EXERCISE BRIEF — Go through the material below and copy each line where the word "than" appears.

— START OF EXCERPTED DATA —

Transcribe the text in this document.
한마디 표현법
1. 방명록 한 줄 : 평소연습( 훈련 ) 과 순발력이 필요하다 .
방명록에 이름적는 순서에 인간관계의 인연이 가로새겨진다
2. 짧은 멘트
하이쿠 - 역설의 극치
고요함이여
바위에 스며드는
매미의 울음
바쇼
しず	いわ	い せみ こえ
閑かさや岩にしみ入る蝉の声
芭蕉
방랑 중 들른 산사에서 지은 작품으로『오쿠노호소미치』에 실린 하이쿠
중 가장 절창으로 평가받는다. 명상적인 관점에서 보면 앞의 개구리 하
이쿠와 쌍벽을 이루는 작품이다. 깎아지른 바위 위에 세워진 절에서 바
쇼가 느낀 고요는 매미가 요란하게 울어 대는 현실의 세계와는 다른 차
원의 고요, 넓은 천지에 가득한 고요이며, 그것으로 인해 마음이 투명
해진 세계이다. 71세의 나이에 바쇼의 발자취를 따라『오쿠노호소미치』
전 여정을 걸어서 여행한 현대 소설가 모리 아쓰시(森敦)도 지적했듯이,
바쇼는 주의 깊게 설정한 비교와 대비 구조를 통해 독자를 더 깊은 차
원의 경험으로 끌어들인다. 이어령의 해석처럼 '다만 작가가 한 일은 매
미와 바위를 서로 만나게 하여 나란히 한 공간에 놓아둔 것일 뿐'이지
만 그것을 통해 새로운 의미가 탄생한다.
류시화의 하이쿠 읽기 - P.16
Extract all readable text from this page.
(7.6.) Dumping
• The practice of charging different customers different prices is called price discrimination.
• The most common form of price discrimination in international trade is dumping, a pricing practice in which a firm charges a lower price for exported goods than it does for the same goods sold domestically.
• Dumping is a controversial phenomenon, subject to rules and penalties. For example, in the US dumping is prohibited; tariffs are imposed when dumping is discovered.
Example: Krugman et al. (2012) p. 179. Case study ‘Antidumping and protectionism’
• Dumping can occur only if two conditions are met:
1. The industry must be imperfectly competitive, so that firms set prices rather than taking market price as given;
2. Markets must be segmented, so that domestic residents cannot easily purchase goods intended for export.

— END OF EXCERPTED DATA —

EXERCISE ANSWER —
• The most common form of price discrimination in international trade is dumping, a pricing practice in which a firm charges a lower price for exported goods than it does for the same goods sold domestically.
1. The industry must be imperfectly competitive, so that firms set prices rather than taking market price as given;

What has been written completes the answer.